Mystère

La vie d’Agatha Christie revisitée

Le plus grand mystère de la vie d’Agatha Christie se déroule du 3 au 14 décembre 1926, onze jours durant lesquels l’auteure a disparu. Que s’est-il passé dans la vie et dans la tête d’Agatha Christie ? Nul ne le sait. L’occasion pour Frédérique Deghelt de combler ce silence en répondant à cette interrogation. De nombreux écrivains, passionnés par la reine du crime, ont tenté des explications pour éclaircir cette zone d’ombre. Cependant au vue du nombre insignifiant d’indices factuels, la liberté d’imagination de ces écrivains est grande. C’est aujourd’hui au tour de Frédérique Deghelt de nous proposer la sienne.

Données extraites:

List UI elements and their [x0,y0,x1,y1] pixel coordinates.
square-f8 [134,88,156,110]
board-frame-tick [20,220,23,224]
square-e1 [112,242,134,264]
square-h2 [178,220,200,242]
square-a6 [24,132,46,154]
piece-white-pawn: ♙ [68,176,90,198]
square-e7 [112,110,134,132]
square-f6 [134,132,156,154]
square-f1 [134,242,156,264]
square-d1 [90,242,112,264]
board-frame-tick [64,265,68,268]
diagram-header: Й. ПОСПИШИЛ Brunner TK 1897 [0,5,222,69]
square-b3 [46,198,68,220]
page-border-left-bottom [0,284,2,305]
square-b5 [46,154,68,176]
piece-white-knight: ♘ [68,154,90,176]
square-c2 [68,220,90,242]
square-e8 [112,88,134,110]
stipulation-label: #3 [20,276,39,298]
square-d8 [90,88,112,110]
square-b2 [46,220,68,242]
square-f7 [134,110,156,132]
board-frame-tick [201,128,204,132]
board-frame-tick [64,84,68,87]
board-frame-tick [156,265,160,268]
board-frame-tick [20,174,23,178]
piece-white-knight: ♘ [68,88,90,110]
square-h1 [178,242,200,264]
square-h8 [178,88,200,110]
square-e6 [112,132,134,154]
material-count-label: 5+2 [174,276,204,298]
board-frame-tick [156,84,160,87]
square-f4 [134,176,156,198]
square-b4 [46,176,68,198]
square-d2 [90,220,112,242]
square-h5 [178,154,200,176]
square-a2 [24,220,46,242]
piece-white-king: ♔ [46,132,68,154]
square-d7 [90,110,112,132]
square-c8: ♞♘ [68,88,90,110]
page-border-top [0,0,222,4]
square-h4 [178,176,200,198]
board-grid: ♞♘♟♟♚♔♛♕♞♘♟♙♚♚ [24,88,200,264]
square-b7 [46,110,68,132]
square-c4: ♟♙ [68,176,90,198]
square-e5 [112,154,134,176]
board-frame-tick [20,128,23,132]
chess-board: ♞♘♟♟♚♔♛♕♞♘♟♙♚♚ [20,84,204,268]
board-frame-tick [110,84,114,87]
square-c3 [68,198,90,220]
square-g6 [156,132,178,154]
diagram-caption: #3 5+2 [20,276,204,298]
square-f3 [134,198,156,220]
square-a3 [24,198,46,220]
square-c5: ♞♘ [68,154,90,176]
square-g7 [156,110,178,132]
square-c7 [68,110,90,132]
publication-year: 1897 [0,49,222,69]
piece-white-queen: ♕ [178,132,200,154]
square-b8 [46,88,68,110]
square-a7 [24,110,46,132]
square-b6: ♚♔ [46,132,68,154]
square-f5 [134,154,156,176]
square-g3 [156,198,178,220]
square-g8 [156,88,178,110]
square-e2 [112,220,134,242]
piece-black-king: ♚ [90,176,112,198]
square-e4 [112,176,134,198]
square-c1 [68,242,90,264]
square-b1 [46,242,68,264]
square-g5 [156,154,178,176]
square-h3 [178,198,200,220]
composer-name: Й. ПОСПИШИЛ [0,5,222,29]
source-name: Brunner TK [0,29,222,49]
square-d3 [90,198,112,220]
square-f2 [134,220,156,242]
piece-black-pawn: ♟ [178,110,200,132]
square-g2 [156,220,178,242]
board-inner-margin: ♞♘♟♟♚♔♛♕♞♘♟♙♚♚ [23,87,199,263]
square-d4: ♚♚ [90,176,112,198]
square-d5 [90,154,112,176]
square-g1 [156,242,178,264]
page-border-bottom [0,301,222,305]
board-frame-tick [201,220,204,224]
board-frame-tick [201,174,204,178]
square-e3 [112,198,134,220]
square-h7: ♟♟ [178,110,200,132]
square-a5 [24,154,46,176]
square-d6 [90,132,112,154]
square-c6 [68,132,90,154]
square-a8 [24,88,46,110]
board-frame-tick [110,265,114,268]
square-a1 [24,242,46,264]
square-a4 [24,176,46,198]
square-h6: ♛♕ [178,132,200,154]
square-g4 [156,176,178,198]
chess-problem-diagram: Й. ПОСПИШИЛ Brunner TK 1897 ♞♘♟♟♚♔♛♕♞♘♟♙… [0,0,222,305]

Consigne donnée 1: Expliquez, en vous appuyant sur le texte sur Agatha Christie, pourquoi les écrivains qui abordent sa disparition disposent d'une grande liberté d'imagination.
Consigne donnée 2: Recopiez le texte sur Agatha Christie de « La vie d’Agatha Christie revisitée » à « proposer la sienne. ».

Réponse complète 1: Leur liberté d'imagination est grande parce que les indices factuels sur ces onze jours de décembre 1926 sont en nombre insignifiant. Nul ne sait ce qui s'est passé dans la vie et dans la tête de l'auteure durant cette période.

Réponse complète 2:
La vie d’Agatha Christie revisitée

Le plus grand mystère de la vie d’Agatha Christie se déroule du 3 au 14 décembre 1926, onze jours durant lesquels l’auteure a disparu. Que s’est-il passé dans la vie et dans la tête d’Agatha Christie ? Nul ne le sait. L’occasion pour Frédérique Deghelt de combler ce silence en répondant à cette interrogation. De nombreux écrivains, passionnés par la reine du crime, ont tenté des explications pour éclaircir cette zone d’ombre. Cependant au vue du nombre insignifiant d’indices factuels, la liberté d’imagination de ces écrivains est grande. C’est aujourd’hui au tour de Frédérique Deghelt de nous proposer la sienne.